Start Task material

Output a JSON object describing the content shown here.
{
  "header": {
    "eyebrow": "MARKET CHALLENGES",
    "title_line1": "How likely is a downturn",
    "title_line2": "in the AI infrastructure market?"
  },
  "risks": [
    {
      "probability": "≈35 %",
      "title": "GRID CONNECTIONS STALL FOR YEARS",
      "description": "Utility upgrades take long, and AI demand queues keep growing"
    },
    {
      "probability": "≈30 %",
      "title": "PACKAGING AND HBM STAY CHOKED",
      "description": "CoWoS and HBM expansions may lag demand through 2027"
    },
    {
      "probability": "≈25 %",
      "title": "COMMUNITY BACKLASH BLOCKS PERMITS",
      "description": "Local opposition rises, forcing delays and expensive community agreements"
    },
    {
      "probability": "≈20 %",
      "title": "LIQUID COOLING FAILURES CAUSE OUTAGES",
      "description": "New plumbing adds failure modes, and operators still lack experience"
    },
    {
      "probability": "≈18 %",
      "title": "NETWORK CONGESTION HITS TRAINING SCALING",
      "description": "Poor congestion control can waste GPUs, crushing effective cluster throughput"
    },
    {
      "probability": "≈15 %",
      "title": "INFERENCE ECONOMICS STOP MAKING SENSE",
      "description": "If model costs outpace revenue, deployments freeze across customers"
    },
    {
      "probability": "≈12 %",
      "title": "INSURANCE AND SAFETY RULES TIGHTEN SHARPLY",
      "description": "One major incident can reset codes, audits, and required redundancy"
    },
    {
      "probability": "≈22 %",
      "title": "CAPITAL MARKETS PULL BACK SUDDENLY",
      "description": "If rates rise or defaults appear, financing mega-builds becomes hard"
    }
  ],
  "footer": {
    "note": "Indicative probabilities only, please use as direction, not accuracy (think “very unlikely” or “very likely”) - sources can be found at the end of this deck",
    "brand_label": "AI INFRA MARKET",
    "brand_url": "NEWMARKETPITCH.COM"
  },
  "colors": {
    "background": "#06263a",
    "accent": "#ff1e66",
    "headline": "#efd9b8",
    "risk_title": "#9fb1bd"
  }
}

End Task material

» **Exercise task**:
Restate the records, all of them, precisely as written.

» **The reply**:
Output a JSON object describing the content shown here.
{
  "header": {
    "eyebrow": "MARKET CHALLENGES",
    "title_line1": "How likely is a downturn",
    "title_line2": "in the AI infrastructure market?"
  },
  "risks": [
    {
      "probability": "≈35 %",
      "title": "GRID CONNECTIONS STALL FOR YEARS",
      "description": "Utility upgrades take long, and AI demand queues keep growing"
    },
    {
      "probability": "≈30 %",
      "title": "PACKAGING AND HBM STAY CHOKED",
      "description": "CoWoS and HBM expansions may lag demand through 2027"
    },
    {
      "probability": "≈25 %",
      "title": "COMMUNITY BACKLASH BLOCKS PERMITS",
      "description": "Local opposition rises, forcing delays and expensive community agreements"
    },
    {
      "probability": "≈20 %",
      "title": "LIQUID COOLING FAILURES CAUSE OUTAGES",
      "description": "New plumbing adds failure modes, and operators still lack experience"
    },
    {
      "probability": "≈18 %",
      "title": "NETWORK CONGESTION HITS TRAINING SCALING",
      "description": "Poor congestion control can waste GPUs, crushing effective cluster throughput"
    },
    {
      "probability": "≈15 %",
      "title": "INFERENCE ECONOMICS STOP MAKING SENSE",
      "description": "If model costs outpace revenue, deployments freeze across customers"
    },
    {
      "probability": "≈12 %",
      "title": "INSURANCE AND SAFETY RULES TIGHTEN SHARPLY",
      "description": "One major incident can reset codes, audits, and required redundancy"
    },
    {
      "probability": "≈22 %",
      "title": "CAPITAL MARKETS PULL BACK SUDDENLY",
      "description": "If rates rise or defaults appear, financing mega-builds becomes hard"
    }
  ],
  "footer": {
    "note": "Indicative probabilities only, please use as direction, not accuracy (think “very unlikely” or “very likely”) - sources can be found at the end of this deck",
    "brand_label": "AI INFRA MARKET",
    "brand_url": "NEWMARKETPITCH.COM"
  },
  "colors": {
    "background": "#06263a",
    "accent": "#ff1e66",
    "headline": "#efd9b8",
    "risk_title": "#9fb1bd"
  }
}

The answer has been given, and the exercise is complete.